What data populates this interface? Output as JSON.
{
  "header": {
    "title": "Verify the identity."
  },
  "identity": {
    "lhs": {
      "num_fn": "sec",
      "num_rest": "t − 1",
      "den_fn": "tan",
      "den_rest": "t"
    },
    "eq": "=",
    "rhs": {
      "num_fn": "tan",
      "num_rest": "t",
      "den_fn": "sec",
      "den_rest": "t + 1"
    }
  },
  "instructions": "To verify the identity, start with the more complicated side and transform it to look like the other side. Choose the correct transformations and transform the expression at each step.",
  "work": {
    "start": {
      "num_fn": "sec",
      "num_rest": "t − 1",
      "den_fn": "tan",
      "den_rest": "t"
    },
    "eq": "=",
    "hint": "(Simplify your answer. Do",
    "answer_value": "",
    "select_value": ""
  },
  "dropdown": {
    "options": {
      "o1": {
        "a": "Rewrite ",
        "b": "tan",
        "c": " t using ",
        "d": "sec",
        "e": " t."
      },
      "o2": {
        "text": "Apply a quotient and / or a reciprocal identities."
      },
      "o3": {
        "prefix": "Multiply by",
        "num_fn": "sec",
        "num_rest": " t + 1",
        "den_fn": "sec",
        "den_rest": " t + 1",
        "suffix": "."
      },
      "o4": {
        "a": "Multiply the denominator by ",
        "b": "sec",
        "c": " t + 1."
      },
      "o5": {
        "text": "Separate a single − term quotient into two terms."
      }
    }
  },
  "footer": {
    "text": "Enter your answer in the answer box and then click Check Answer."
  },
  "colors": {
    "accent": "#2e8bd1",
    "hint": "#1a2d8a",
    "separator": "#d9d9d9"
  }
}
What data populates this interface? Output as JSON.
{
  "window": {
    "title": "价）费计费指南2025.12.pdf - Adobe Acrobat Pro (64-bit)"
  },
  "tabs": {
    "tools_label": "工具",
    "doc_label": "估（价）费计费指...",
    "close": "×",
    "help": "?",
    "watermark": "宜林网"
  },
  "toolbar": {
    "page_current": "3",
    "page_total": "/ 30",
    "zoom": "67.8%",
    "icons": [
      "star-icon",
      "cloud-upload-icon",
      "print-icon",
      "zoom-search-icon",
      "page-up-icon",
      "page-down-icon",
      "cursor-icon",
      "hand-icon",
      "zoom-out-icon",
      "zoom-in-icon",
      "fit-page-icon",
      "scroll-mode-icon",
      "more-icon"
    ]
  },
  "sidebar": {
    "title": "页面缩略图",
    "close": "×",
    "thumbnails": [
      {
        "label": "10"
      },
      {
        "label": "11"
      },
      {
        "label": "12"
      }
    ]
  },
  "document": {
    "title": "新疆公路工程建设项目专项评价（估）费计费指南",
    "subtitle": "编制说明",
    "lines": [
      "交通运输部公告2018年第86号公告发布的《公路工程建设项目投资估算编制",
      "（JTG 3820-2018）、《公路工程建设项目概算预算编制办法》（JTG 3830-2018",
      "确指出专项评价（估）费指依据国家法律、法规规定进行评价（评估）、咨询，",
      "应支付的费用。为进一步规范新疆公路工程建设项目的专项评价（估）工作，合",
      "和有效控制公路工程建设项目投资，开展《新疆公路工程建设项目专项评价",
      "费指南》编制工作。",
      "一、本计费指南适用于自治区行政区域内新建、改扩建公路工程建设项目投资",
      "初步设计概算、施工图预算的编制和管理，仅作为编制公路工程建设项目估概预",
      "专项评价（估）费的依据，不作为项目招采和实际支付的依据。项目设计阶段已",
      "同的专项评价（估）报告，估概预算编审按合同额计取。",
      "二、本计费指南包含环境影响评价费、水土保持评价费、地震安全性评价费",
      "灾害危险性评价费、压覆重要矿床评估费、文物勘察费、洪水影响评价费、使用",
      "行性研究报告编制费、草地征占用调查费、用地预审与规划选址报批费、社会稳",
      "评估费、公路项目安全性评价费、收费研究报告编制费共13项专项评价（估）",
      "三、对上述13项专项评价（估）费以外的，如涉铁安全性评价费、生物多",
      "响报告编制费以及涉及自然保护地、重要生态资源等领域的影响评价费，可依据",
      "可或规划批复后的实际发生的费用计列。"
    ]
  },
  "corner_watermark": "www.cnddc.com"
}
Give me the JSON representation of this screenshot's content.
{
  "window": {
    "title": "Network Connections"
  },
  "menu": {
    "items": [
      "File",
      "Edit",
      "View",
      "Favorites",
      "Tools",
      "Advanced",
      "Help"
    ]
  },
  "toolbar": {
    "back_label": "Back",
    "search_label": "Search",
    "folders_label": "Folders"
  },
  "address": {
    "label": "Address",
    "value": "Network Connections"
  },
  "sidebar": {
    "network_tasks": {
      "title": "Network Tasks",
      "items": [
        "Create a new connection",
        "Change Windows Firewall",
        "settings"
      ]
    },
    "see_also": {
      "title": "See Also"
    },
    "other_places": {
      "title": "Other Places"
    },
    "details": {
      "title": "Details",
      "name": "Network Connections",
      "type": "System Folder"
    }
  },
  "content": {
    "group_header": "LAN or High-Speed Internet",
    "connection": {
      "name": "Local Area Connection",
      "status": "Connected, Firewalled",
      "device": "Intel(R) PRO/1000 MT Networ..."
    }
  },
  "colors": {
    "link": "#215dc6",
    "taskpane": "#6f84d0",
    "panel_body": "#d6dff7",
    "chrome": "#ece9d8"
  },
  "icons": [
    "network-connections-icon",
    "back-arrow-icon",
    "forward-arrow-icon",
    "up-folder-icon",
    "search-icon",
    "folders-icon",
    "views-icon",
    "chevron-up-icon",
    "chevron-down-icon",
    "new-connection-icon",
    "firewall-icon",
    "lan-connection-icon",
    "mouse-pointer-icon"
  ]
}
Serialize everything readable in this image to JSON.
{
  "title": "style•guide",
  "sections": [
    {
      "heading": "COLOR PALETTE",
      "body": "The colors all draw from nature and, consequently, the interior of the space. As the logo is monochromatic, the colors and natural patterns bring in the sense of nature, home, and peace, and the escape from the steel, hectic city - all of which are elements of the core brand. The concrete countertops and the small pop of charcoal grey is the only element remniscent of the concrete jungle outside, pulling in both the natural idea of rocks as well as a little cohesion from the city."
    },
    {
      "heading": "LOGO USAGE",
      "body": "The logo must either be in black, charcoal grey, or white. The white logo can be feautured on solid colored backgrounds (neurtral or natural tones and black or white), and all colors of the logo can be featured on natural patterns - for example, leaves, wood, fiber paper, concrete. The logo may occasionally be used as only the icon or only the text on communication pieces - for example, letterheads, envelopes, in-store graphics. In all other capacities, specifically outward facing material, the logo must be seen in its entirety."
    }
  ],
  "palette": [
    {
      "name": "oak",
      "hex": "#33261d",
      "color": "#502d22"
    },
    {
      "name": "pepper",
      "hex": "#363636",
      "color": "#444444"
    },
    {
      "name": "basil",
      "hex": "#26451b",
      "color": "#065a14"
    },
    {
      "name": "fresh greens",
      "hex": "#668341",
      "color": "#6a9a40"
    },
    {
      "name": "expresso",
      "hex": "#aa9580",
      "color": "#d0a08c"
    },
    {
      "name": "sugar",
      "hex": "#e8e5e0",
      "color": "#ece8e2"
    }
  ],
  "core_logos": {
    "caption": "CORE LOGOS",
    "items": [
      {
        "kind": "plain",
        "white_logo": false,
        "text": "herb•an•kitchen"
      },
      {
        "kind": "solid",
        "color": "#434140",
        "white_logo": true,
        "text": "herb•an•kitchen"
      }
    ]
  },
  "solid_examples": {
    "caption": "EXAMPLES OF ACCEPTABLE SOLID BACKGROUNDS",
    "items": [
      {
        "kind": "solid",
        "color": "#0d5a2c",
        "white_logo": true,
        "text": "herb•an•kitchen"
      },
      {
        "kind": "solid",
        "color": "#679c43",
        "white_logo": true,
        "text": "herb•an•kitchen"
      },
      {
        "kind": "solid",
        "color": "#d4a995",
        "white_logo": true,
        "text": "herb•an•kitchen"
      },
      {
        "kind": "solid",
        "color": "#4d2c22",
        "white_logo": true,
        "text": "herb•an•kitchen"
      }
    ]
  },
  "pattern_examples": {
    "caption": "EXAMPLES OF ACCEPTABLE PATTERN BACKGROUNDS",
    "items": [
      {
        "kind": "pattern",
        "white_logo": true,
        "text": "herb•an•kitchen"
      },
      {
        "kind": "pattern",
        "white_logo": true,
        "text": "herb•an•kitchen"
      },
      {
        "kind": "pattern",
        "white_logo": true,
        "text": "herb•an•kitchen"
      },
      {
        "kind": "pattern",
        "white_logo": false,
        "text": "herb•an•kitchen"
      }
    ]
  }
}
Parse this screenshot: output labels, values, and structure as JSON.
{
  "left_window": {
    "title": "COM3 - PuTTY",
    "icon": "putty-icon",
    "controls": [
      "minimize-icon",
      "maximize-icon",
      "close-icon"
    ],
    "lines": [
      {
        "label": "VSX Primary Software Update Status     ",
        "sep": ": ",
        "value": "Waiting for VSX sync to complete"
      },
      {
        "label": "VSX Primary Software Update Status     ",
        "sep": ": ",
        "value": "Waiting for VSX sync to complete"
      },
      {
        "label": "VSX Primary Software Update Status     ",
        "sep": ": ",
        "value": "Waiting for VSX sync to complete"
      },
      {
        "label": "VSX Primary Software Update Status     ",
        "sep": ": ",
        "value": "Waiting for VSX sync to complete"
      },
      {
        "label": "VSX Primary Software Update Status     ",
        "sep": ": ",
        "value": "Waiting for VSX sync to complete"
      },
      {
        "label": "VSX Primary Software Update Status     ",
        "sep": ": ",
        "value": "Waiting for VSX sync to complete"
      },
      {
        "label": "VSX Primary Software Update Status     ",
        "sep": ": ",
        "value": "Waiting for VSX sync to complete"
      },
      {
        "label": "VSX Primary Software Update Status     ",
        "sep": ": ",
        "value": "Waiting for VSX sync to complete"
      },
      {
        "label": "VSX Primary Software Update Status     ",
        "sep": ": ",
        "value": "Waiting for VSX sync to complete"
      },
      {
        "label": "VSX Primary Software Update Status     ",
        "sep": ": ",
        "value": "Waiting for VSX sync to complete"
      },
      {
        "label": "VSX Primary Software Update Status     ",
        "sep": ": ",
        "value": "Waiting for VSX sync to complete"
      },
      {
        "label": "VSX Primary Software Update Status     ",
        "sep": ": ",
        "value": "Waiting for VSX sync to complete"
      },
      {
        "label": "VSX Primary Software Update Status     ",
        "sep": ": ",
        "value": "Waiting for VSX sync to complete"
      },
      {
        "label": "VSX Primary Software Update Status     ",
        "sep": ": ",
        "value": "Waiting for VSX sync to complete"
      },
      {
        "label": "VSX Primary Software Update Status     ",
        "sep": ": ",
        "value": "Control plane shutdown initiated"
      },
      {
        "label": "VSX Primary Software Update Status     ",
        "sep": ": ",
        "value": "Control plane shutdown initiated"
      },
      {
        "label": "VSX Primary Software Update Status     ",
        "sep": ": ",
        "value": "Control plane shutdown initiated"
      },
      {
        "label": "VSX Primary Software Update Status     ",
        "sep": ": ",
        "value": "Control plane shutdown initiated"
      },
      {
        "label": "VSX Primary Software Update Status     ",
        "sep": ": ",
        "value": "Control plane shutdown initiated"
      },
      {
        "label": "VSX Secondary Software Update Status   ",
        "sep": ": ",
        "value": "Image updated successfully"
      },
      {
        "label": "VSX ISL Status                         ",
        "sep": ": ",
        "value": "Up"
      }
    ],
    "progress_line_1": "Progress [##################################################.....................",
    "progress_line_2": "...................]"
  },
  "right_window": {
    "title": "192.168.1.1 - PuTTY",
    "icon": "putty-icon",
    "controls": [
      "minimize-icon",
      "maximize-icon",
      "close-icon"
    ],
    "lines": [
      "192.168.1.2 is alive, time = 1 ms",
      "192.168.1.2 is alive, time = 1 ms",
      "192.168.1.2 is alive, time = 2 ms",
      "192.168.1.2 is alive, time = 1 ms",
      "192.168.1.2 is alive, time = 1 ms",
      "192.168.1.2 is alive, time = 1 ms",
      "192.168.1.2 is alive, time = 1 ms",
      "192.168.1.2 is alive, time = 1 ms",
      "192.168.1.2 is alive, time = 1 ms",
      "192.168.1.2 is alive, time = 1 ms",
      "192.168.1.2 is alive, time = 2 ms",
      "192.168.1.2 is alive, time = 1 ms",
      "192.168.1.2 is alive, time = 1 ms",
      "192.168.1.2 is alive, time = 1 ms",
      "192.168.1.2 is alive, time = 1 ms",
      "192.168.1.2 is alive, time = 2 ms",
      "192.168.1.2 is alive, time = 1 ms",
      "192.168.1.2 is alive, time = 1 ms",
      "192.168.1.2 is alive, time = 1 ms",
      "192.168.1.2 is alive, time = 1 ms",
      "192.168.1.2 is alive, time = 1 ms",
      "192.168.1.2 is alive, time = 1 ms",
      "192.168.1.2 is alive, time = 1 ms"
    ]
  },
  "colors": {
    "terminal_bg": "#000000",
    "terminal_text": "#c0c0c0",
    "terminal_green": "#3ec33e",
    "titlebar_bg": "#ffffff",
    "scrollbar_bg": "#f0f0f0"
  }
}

**Written request**.
Gather and return every line that holds the string "name".

**Output for this task**.
      "name": "Network Connections",
      "name": "Local Area Connection",
      "name": "oak",
      "name": "pepper",
      "name": "basil",
      "name": "fresh greens",
      "name": "expresso",
      "name": "sugar",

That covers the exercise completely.